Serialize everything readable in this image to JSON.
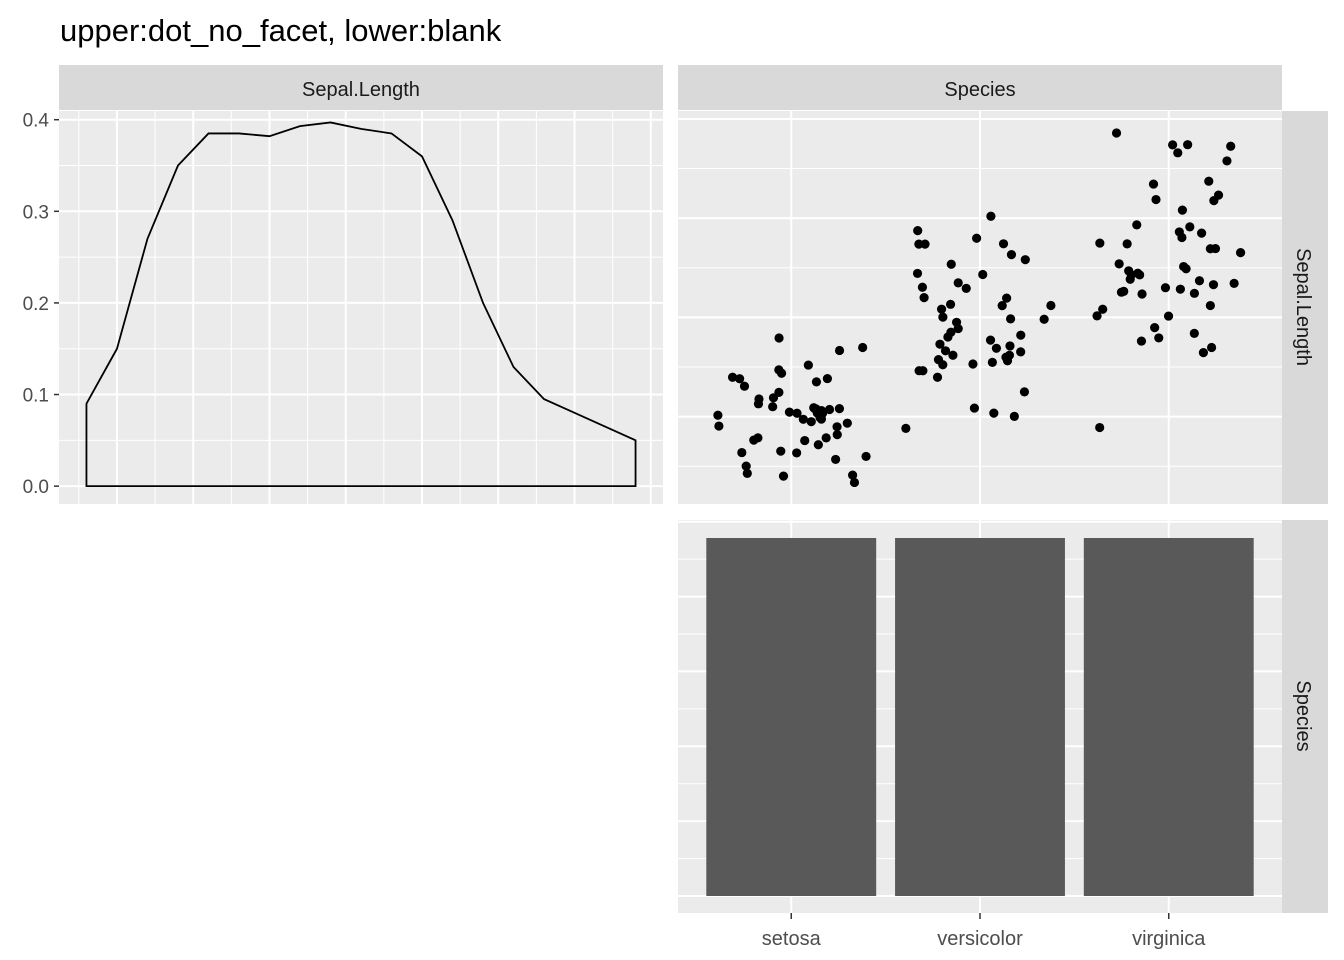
{
  "chart_data": {
    "type": "scatter",
    "title": "upper:dot_no_facet, lower:blank",
    "variables": [
      "Sepal.Length",
      "Species"
    ],
    "colors": {
      "panel_bg": "#EBEBEB",
      "strip_bg": "#D9D9D9",
      "grid": "#FFFFFF",
      "bar": "#595959",
      "point": "#000000",
      "line": "#000000"
    },
    "panels": {
      "density": {
        "row": "Sepal.Length",
        "col": "Sepal.Length",
        "type": "area",
        "x": [
          4.3,
          4.5,
          4.7,
          4.9,
          5.1,
          5.3,
          5.5,
          5.7,
          5.9,
          6.1,
          6.3,
          6.5,
          6.7,
          6.9,
          7.1,
          7.3,
          7.5,
          7.7,
          7.9
        ],
        "y": [
          0.09,
          0.15,
          0.27,
          0.35,
          0.385,
          0.385,
          0.382,
          0.393,
          0.397,
          0.39,
          0.385,
          0.36,
          0.29,
          0.2,
          0.13,
          0.095,
          0.08,
          0.065,
          0.05
        ],
        "ylim": [
          0,
          0.4
        ],
        "yticks": [
          "0.0",
          "0.1",
          "0.2",
          "0.3",
          "0.4"
        ],
        "grid": true
      },
      "jitter": {
        "row": "Sepal.Length",
        "col": "Species",
        "type": "scatter",
        "categories": [
          "setosa",
          "versicolor",
          "virginica"
        ],
        "series": [
          {
            "category": "setosa",
            "values": [
              5.1,
              4.9,
              4.7,
              4.6,
              5.0,
              5.4,
              4.6,
              5.0,
              4.4,
              4.9,
              5.4,
              4.8,
              4.8,
              4.3,
              5.8,
              5.7,
              5.4,
              5.1,
              5.7,
              5.1,
              5.4,
              5.1,
              4.6,
              5.1,
              4.8,
              5.0,
              5.0,
              5.2,
              5.2,
              4.7,
              4.8,
              5.4,
              5.2,
              5.5,
              4.9,
              5.0,
              5.5,
              4.9,
              4.4,
              5.1,
              5.0,
              4.5,
              4.4,
              5.0,
              5.1,
              4.8,
              5.1,
              4.6,
              5.3,
              5.0
            ]
          },
          {
            "category": "versicolor",
            "values": [
              7.0,
              6.4,
              6.9,
              5.5,
              6.5,
              5.7,
              6.3,
              4.9,
              6.6,
              5.2,
              5.0,
              5.9,
              6.0,
              6.1,
              5.6,
              6.7,
              5.6,
              5.8,
              6.2,
              5.6,
              5.9,
              6.1,
              6.3,
              6.1,
              6.4,
              6.6,
              6.8,
              6.7,
              6.0,
              5.7,
              5.5,
              5.5,
              5.8,
              6.0,
              5.4,
              6.0,
              6.7,
              6.3,
              5.6,
              5.5,
              5.5,
              6.1,
              5.8,
              5.0,
              5.6,
              5.7,
              5.7,
              6.2,
              5.1,
              5.7
            ]
          },
          {
            "category": "virginica",
            "values": [
              6.3,
              5.8,
              7.1,
              6.3,
              6.5,
              7.6,
              4.9,
              7.3,
              6.7,
              7.2,
              6.5,
              6.4,
              6.8,
              5.7,
              5.8,
              6.4,
              6.5,
              7.7,
              7.7,
              6.0,
              6.9,
              5.6,
              7.7,
              6.3,
              6.7,
              7.2,
              6.2,
              6.1,
              6.4,
              7.2,
              7.4,
              7.9,
              6.4,
              6.3,
              6.1,
              7.7,
              6.3,
              6.4,
              6.0,
              6.9,
              6.7,
              6.9,
              5.8,
              6.8,
              6.7,
              6.7,
              6.3,
              6.5,
              6.2,
              5.9
            ]
          }
        ],
        "ylim": [
          4.3,
          7.9
        ]
      },
      "bar": {
        "row": "Species",
        "col": "Species",
        "type": "bar",
        "categories": [
          "setosa",
          "versicolor",
          "virginica"
        ],
        "values": [
          50,
          50,
          50
        ],
        "ylim": [
          0,
          52.5
        ]
      },
      "blank": {
        "row": "Species",
        "col": "Sepal.Length",
        "type": "blank"
      }
    }
  }
}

• • • • •

Exercise —
Print the full listing exactly, dropping the pictures.

Written answer —
Serialize everything readable in this image to JSON.
{
  "chart_data": {
    "type": "scatter",
    "title": "upper:dot_no_facet, lower:blank",
    "variables": [
      "Sepal.Length",
      "Species"
    ],
    "colors": {
      "panel_bg": "#EBEBEB",
      "strip_bg": "#D9D9D9",
      "grid": "#FFFFFF",
      "bar": "#595959",
      "point": "#000000",
      "line": "#000000"
    },
    "panels": {
      "density": {
        "row": "Sepal.Length",
        "col": "Sepal.Length",
        "type": "area",
        "x": [
          4.3,
          4.5,
          4.7,
          4.9,
          5.1,
          5.3,
          5.5,
          5.7,
          5.9,
          6.1,
          6.3,
          6.5,
          6.7,
          6.9,
          7.1,
          7.3,
          7.5,
          7.7,
          7.9
        ],
        "y": [
          0.09,
          0.15,
          0.27,
          0.35,
          0.385,
          0.385,
          0.382,
          0.393,
          0.397,
          0.39,
          0.385,
          0.36,
          0.29,
          0.2,
          0.13,
          0.095,
          0.08,
          0.065,
          0.05
        ],
        "ylim": [
          0,
          0.4
        ],
        "yticks": [
          "0.0",
          "0.1",
          "0.2",
          "0.3",
          "0.4"
        ],
        "grid": true
      },
      "jitter": {
        "row": "Sepal.Length",
        "col": "Species",
        "type": "scatter",
        "categories": [
          "setosa",
          "versicolor",
          "virginica"
        ],
        "series": [
          {
            "category": "setosa",
            "values": [
              5.1,
              4.9,
              4.7,
              4.6,
              5.0,
              5.4,
              4.6,
              5.0,
              4.4,
              4.9,
              5.4,
              4.8,
              4.8,
              4.3,
              5.8,
              5.7,
              5.4,
              5.1,
              5.7,
              5.1,
              5.4,
              5.1,
              4.6,
              5.1,
              4.8,
              5.0,
              5.0,
              5.2,
              5.2,
              4.7,
              4.8,
              5.4,
              5.2,
              5.5,
              4.9,
              5.0,
              5.5,
              4.9,
              4.4,
              5.1,
              5.0,
              4.5,
              4.4,
              5.0,
              5.1,
              4.8,
              5.1,
              4.6,
              5.3,
              5.0
            ]
          },
          {
            "category": "versicolor",
            "values": [
              7.0,
              6.4,
              6.9,
              5.5,
              6.5,
              5.7,
              6.3,
              4.9,
              6.6,
              5.2,
              5.0,
              5.9,
              6.0,
              6.1,
              5.6,
              6.7,
              5.6,
              5.8,
              6.2,
              5.6,
              5.9,
              6.1,
              6.3,
              6.1,
              6.4,
              6.6,
              6.8,
              6.7,
              6.0,
              5.7,
              5.5,
              5.5,
              5.8,
              6.0,
              5.4,
              6.0,
              6.7,
              6.3,
              5.6,
              5.5,
              5.5,
              6.1,
              5.8,
              5.0,
              5.6,
              5.7,
              5.7,
              6.2,
              5.1,
              5.7
            ]
          },
          {
            "category": "virginica",
            "values": [
              6.3,
              5.8,
              7.1,
              6.3,
              6.5,
              7.6,
              4.9,
              7.3,
              6.7,
              7.2,
              6.5,
              6.4,
              6.8,
              5.7,
              5.8,
              6.4,
              6.5,
              7.7,
              7.7,
              6.0,
              6.9,
              5.6,
              7.7,
              6.3,
              6.7,
              7.2,
              6.2,
              6.1,
              6.4,
              7.2,
              7.4,
              7.9,
              6.4,
              6.3,
              6.1,
              7.7,
              6.3,
              6.4,
              6.0,
              6.9,
              6.7,
              6.9,
              5.8,
              6.8,
              6.7,
              6.7,
              6.3,
              6.5,
              6.2,
              5.9
            ]
          }
        ],
        "ylim": [
          4.3,
          7.9
        ]
      },
      "bar": {
        "row": "Species",
        "col": "Species",
        "type": "bar",
        "categories": [
          "setosa",
          "versicolor",
          "virginica"
        ],
        "values": [
          50,
          50,
          50
        ],
        "ylim": [
          0,
          52.5
        ]
      },
      "blank": {
        "row": "Species",
        "col": "Sepal.Length",
        "type": "blank"
      }
    }
  }
}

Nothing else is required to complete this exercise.